## EXERCISE
Show every line of the records below that contains the word "Υγείας".

[Start]

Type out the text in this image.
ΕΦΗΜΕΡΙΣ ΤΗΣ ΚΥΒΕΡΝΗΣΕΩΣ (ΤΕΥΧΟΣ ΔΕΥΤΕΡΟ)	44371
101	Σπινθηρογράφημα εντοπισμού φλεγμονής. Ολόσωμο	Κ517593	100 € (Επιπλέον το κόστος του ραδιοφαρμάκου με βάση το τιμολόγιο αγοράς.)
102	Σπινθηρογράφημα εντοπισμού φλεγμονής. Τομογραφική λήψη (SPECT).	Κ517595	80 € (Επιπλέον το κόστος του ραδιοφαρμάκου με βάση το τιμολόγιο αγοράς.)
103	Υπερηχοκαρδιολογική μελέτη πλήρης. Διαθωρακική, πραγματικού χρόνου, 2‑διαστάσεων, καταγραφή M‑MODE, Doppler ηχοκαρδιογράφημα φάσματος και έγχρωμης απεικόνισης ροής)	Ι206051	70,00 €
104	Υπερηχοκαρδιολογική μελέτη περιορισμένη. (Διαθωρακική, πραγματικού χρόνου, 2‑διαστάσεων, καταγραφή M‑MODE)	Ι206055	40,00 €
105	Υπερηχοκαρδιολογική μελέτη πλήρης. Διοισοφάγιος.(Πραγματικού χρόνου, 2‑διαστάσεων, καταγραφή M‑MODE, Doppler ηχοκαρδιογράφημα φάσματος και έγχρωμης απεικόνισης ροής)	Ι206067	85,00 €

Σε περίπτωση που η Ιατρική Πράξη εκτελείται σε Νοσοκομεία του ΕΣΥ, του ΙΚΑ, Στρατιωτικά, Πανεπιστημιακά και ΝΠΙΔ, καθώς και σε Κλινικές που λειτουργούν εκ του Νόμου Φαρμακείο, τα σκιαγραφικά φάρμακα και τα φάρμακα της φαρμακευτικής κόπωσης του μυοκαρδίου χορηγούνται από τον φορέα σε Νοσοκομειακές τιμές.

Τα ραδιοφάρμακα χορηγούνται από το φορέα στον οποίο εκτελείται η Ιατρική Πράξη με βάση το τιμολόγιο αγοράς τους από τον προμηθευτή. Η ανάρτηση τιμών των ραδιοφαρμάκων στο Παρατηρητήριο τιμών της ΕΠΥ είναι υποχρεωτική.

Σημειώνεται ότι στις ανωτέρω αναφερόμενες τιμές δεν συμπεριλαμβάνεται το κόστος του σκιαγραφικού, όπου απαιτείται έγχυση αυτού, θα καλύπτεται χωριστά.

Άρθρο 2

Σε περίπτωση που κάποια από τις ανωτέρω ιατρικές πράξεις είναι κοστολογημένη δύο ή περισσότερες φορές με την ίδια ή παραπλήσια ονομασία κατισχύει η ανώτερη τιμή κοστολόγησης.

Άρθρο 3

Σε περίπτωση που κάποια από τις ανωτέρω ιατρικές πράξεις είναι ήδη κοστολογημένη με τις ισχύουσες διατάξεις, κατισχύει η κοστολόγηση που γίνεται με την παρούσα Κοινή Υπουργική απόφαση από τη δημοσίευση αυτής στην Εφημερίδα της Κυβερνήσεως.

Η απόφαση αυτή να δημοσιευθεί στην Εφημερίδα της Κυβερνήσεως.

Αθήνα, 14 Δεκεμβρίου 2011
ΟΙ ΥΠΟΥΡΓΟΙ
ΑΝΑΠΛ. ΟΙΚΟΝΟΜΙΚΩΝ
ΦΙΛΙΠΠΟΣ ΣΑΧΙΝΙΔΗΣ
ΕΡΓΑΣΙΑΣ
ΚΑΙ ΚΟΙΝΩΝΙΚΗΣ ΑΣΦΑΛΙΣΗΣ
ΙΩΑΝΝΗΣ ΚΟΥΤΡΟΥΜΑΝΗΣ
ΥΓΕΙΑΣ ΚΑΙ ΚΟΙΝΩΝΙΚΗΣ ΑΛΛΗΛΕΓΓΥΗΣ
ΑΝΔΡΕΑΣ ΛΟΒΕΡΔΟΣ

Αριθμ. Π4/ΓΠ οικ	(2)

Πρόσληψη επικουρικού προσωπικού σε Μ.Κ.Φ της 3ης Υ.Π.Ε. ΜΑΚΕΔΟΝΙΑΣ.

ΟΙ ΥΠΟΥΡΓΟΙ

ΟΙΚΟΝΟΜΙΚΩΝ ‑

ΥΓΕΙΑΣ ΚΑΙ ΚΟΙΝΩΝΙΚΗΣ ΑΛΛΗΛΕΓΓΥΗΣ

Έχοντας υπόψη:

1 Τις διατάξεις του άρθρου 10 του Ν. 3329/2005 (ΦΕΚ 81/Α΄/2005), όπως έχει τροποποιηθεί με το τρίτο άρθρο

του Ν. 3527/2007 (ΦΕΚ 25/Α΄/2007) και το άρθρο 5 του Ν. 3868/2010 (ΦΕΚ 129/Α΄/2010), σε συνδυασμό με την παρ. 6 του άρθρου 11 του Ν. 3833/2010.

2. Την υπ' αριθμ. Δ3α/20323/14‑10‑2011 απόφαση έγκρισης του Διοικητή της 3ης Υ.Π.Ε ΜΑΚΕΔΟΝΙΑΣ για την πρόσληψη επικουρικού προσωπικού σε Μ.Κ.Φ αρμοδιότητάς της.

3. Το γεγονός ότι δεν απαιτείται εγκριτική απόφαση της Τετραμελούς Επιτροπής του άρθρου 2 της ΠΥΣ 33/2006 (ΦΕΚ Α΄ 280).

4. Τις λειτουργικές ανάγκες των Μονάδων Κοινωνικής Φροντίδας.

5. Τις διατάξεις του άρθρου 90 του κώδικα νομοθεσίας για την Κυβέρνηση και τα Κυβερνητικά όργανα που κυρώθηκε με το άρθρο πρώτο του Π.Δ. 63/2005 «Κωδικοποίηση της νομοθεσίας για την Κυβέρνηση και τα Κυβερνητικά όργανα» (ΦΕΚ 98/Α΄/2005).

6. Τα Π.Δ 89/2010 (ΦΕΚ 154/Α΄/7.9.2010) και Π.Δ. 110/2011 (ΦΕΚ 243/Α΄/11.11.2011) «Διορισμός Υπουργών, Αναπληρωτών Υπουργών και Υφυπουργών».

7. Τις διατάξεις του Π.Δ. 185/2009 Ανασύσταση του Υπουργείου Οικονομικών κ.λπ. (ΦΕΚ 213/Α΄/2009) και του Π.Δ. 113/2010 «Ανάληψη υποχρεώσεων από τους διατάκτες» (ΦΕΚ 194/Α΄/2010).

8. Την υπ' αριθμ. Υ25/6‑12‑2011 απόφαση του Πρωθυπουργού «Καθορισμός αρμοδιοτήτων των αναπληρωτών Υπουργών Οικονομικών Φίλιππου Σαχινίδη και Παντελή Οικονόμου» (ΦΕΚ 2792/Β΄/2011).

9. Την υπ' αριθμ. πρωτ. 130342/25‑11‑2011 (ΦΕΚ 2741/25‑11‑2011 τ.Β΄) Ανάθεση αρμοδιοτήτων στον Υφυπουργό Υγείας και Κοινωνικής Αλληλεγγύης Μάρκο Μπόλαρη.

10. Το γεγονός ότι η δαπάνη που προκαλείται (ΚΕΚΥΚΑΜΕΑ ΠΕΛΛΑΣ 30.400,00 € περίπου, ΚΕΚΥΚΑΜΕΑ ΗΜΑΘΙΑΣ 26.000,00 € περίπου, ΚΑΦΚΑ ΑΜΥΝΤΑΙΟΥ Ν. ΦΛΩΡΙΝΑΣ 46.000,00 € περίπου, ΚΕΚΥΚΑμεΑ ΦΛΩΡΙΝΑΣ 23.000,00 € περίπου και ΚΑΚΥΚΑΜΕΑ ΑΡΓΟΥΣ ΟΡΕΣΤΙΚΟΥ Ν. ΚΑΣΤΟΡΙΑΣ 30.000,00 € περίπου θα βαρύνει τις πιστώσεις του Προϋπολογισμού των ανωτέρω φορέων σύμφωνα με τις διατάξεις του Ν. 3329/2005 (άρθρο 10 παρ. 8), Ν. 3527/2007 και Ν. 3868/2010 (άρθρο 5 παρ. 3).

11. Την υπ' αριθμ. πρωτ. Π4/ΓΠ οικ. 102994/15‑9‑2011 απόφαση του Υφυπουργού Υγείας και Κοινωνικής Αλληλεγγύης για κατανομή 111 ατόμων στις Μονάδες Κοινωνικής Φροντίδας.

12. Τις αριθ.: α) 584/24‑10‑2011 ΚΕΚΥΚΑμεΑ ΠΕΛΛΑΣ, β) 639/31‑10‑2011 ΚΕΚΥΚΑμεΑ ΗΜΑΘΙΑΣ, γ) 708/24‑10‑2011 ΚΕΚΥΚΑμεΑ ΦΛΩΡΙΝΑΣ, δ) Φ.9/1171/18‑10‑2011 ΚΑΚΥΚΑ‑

[End]

## RESULT OF THE EXERCISE
9. Την υπ' αριθμ. πρωτ. 130342/25‑11‑2011 (ΦΕΚ 2741/25‑11‑2011 τ.Β΄) Ανάθεση αρμοδιοτήτων στον Υφυπουργό Υγείας και Κοινωνικής Αλληλεγγύης Μάρκο Μπόλαρη.
11. Την υπ' αριθμ. πρωτ. Π4/ΓΠ οικ. 102994/15‑9‑2011 απόφαση του Υφυπουργού Υγείας και Κοινωνικής Αλληλεγγύης για κατανομή 111 ατόμων στις Μονάδες Κοινωνικής Φροντίδας.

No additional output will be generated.